**Work item**
Scan the data below and copy each line where "Berufung" occurs.

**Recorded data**
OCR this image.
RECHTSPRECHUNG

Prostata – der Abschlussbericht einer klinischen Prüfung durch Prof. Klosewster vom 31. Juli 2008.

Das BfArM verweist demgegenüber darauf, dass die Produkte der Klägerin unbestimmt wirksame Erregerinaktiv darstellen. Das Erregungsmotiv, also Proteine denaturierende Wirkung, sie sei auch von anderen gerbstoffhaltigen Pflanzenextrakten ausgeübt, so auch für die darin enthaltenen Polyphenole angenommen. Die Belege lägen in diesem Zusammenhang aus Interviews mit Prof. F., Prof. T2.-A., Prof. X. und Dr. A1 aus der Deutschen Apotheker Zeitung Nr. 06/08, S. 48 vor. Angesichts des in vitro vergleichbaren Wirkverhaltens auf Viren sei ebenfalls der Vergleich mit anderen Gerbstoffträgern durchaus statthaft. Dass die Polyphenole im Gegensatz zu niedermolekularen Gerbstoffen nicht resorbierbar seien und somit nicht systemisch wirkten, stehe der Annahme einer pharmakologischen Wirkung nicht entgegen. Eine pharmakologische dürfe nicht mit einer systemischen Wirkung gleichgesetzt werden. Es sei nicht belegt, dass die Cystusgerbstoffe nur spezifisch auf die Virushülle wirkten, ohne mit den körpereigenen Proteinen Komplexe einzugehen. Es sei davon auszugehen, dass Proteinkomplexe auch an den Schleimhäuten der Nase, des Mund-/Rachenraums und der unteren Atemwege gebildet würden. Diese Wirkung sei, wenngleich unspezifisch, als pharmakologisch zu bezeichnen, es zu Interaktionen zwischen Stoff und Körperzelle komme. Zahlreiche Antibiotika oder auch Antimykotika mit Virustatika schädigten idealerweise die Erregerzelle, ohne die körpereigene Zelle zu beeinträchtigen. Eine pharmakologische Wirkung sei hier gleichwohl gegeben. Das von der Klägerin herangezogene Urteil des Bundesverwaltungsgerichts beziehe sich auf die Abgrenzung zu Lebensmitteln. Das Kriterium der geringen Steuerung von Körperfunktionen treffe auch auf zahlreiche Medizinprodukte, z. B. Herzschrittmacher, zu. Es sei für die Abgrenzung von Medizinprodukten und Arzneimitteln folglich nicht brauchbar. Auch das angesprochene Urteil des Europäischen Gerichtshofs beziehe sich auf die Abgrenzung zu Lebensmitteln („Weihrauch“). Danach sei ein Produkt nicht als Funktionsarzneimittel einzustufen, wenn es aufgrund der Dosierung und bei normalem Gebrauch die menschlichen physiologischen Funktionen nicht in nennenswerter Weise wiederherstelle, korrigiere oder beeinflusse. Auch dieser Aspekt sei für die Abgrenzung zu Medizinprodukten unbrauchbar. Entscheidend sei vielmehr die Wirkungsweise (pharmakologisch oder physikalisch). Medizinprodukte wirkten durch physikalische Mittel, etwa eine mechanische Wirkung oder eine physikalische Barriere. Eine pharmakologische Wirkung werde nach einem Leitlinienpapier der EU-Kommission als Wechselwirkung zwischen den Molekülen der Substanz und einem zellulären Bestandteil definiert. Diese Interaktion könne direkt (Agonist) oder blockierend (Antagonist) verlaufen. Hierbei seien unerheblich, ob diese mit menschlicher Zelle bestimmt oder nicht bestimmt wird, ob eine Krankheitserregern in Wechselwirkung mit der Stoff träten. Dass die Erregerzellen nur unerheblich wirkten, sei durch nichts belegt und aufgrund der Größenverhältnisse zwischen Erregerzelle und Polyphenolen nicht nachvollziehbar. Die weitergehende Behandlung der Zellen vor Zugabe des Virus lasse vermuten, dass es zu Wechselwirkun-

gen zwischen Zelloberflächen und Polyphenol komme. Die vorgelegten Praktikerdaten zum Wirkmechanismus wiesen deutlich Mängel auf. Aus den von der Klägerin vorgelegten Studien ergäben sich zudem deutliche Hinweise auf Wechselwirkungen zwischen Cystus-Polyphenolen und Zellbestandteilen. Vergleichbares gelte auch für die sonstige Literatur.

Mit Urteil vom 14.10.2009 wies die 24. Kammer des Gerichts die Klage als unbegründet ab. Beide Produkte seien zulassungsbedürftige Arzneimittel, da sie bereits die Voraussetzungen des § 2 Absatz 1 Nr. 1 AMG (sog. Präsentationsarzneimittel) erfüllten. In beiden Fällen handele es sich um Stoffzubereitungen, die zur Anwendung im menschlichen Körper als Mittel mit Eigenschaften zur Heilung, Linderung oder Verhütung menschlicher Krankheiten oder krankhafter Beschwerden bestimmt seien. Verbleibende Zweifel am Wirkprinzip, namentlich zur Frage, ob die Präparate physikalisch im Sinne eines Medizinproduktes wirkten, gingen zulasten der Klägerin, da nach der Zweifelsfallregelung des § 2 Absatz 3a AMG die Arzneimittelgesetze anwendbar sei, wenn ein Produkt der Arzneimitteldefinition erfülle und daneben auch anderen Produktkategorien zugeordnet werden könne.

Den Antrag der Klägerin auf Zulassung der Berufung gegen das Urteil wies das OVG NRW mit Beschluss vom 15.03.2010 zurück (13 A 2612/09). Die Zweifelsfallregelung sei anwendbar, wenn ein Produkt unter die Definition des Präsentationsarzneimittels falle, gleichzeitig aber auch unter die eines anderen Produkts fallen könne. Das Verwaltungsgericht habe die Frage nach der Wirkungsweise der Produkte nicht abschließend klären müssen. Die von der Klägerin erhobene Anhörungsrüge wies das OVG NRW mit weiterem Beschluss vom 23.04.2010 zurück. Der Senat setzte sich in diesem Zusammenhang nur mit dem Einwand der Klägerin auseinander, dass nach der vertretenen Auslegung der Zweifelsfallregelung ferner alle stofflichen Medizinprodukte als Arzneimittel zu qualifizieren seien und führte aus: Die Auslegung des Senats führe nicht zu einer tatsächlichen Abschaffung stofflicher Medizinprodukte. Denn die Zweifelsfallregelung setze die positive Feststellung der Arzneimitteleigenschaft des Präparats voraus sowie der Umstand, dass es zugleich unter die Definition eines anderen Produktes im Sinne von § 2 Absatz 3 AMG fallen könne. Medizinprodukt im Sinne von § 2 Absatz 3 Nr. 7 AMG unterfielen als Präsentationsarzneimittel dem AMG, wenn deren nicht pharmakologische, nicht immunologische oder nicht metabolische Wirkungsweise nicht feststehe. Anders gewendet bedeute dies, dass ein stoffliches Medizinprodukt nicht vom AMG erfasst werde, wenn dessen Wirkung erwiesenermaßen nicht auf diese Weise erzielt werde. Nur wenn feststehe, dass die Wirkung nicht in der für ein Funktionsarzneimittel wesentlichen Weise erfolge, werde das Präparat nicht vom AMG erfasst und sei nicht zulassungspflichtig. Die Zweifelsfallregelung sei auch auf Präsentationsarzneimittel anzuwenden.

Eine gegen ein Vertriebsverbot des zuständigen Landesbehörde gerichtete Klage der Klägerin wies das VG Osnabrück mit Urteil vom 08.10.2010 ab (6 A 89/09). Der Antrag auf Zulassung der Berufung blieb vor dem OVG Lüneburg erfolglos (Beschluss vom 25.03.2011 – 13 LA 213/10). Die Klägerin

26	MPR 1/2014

**Answer below**
Den Antrag der Klägerin auf Zulassung der Berufung gegen das Urteil wies das OVG NRW mit Beschluss vom 15.03.2010 zurück (13 A 2612/09). Die Zweifelsfallregelung sei anwendbar, wenn ein Produkt unter die Definition des Präsentationsarzneimittels falle, gleichzeitig aber auch unter die eines anderen Produkts fallen könne. Das Verwaltungsgericht habe die Frage nach der Wirkungsweise der Produkte nicht abschließend klären müssen. Die von der Klägerin erhobene Anhörungsrüge wies das OVG NRW mit weiterem Beschluss vom 23.04.2010 zurück. Der Senat setzte sich in diesem Zusammenhang nur mit dem Einwand der Klägerin auseinander, dass nach der vertretenen Auslegung der Zweifelsfallregelung ferner alle stofflichen Medizinprodukte als Arzneimittel zu qualifizieren seien und führte aus: Die Auslegung des Senats führe nicht zu einer tatsächlichen Abschaffung stofflicher Medizinprodukte. Denn die Zweifelsfallregelung setze die positive Feststellung der Arzneimitteleigenschaft des Präparats voraus sowie der Umstand, dass es zugleich unter die Definition eines anderen Produktes im Sinne von § 2 Absatz 3 AMG fallen könne. Medizinprodukt im Sinne von § 2 Absatz 3 Nr. 7 AMG unterfielen als Präsentationsarzneimittel dem AMG, wenn deren nicht pharmakologische, nicht immunologische oder nicht metabolische Wirkungsweise nicht feststehe. Anders gewendet bedeute dies, dass ein stoffliches Medizinprodukt nicht vom AMG erfasst werde, wenn dessen Wirkung erwiesenermaßen nicht auf diese Weise erzielt werde. Nur wenn feststehe, dass die Wirkung nicht in der für ein Funktionsarzneimittel wesentlichen Weise erfolge, werde das Präparat nicht vom AMG erfasst und sei nicht zulassungspflichtig. Die Zweifelsfallregelung sei auch auf Präsentationsarzneimittel anzuwenden.
Eine gegen ein Vertriebsverbot des zuständigen Landesbehörde gerichtete Klage der Klägerin wies das VG Osnabrück mit Urteil vom 08.10.2010 ab (6 A 89/09). Der Antrag auf Zulassung der Berufung blieb vor dem OVG Lüneburg erfolglos (Beschluss vom 25.03.2011 – 13 LA 213/10). Die Klägerin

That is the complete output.